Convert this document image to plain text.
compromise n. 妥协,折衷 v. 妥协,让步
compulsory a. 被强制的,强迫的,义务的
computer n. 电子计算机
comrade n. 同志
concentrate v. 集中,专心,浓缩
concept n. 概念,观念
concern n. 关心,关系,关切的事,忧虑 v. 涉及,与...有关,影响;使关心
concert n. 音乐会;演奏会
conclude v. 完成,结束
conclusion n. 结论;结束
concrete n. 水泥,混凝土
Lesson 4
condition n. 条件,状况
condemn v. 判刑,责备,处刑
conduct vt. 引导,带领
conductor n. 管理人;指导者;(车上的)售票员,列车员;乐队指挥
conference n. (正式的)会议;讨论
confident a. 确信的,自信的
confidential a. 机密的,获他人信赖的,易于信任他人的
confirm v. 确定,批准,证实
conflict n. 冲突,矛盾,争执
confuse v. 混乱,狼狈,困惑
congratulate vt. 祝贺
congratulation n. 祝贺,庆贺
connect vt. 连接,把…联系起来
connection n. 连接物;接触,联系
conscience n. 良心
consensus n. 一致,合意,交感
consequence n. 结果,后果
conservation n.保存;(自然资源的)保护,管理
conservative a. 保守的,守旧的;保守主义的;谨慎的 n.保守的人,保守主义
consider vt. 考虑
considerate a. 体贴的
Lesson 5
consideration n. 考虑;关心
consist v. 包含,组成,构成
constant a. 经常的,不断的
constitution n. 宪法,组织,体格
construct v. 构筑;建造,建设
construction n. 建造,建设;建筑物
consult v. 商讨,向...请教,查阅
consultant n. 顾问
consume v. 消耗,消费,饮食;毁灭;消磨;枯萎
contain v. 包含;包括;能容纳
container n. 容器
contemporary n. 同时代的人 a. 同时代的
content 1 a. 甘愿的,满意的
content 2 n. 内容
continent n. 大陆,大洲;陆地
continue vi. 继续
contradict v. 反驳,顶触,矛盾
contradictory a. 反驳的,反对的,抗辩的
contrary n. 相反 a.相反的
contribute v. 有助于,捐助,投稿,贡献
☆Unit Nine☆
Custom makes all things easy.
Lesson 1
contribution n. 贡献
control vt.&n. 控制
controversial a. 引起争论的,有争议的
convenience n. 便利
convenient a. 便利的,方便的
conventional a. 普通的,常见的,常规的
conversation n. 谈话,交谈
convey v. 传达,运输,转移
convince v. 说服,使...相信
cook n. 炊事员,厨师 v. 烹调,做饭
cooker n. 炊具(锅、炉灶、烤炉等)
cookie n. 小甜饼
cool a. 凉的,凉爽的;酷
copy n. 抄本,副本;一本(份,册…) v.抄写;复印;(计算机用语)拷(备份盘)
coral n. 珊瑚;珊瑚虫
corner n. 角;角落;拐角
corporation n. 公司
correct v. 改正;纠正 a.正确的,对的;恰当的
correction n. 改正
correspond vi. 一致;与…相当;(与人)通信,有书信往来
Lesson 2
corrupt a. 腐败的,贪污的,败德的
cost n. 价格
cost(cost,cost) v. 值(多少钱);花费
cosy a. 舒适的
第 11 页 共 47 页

● **Short problem**:
Return every record above exactly as it appears.

● **Task result**:
Convert this document image to plain text.
compromise n. 妥协,折衷 v. 妥协,让步
compulsory a. 被强制的,强迫的,义务的
computer n. 电子计算机
comrade n. 同志
concentrate v. 集中,专心,浓缩
concept n. 概念,观念
concern n. 关心,关系,关切的事,忧虑 v. 涉及,与...有关,影响;使关心
concert n. 音乐会;演奏会
conclude v. 完成,结束
conclusion n. 结论;结束
concrete n. 水泥,混凝土
Lesson 4
condition n. 条件,状况
condemn v. 判刑,责备,处刑
conduct vt. 引导,带领
conductor n. 管理人;指导者;(车上的)售票员,列车员;乐队指挥
conference n. (正式的)会议;讨论
confident a. 确信的,自信的
confidential a. 机密的,获他人信赖的,易于信任他人的
confirm v. 确定,批准,证实
conflict n. 冲突,矛盾,争执
confuse v. 混乱,狼狈,困惑
congratulate vt. 祝贺
congratulation n. 祝贺,庆贺
connect vt. 连接,把…联系起来
connection n. 连接物;接触,联系
conscience n. 良心
consensus n. 一致,合意,交感
consequence n. 结果,后果
conservation n.保存;(自然资源的)保护,管理
conservative a. 保守的,守旧的;保守主义的;谨慎的 n.保守的人,保守主义
consider vt. 考虑
considerate a. 体贴的
Lesson 5
consideration n. 考虑;关心
consist v. 包含,组成,构成
constant a. 经常的,不断的
constitution n. 宪法,组织,体格
construct v. 构筑;建造,建设
construction n. 建造,建设;建筑物
consult v. 商讨,向...请教,查阅
consultant n. 顾问
consume v. 消耗,消费,饮食;毁灭;消磨;枯萎
contain v. 包含;包括;能容纳
container n. 容器
contemporary n. 同时代的人 a. 同时代的
content 1 a. 甘愿的,满意的
content 2 n. 内容
continent n. 大陆,大洲;陆地
continue vi. 继续
contradict v. 反驳,顶触,矛盾
contradictory a. 反驳的,反对的,抗辩的
contrary n. 相反 a.相反的
contribute v. 有助于,捐助,投稿,贡献
☆Unit Nine☆
Custom makes all things easy.
Lesson 1
contribution n. 贡献
control vt.&n. 控制
controversial a. 引起争论的,有争议的
convenience n. 便利
convenient a. 便利的,方便的
conventional a. 普通的,常见的,常规的
conversation n. 谈话,交谈
convey v. 传达,运输,转移
convince v. 说服,使...相信
cook n. 炊事员,厨师 v. 烹调,做饭
cooker n. 炊具(锅、炉灶、烤炉等)
cookie n. 小甜饼
cool a. 凉的,凉爽的;酷
copy n. 抄本,副本;一本(份,册…) v.抄写;复印;(计算机用语)拷(备份盘)
coral n. 珊瑚;珊瑚虫
corner n. 角;角落;拐角
corporation n. 公司
correct v. 改正;纠正 a.正确的,对的;恰当的
correction n. 改正
correspond vi. 一致;与…相当;(与人)通信,有书信往来
Lesson 2
corrupt a. 腐败的,贪污的,败德的
cost n. 价格
cost(cost,cost) v. 值(多少钱);花费
cosy a. 舒适的
第 11 页 共 47 页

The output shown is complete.